───── Recorded information

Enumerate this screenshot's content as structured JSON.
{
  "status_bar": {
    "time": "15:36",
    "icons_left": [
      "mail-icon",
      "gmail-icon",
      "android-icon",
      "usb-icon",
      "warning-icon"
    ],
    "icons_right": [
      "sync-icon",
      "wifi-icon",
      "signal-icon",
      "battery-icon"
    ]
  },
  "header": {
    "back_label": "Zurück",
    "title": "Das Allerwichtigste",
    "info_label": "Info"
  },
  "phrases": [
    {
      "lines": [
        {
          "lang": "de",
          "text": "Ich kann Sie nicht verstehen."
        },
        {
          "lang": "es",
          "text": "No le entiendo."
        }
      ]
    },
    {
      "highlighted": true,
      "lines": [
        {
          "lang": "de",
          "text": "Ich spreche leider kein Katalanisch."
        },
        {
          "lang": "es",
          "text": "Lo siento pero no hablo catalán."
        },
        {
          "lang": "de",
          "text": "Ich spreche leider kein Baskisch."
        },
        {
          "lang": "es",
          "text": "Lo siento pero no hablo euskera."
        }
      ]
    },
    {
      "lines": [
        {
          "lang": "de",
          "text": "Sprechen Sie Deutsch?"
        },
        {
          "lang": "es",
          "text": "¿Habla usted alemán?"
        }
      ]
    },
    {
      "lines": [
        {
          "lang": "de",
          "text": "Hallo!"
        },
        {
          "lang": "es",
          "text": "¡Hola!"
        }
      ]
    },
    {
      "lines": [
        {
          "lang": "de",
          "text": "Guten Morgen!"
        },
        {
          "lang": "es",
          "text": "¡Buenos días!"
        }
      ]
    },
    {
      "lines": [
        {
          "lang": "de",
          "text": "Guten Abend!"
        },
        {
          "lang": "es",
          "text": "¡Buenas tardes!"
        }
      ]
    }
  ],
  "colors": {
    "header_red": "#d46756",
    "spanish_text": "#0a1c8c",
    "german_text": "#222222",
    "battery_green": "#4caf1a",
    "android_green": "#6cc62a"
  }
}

──────────

▶ Task to carry out:
Where a line above includes "kein", copy that line.

▶ Answer:
          "text": "Ich spreche leider kein Katalanisch."
          "text": "Ich spreche leider kein Baskisch."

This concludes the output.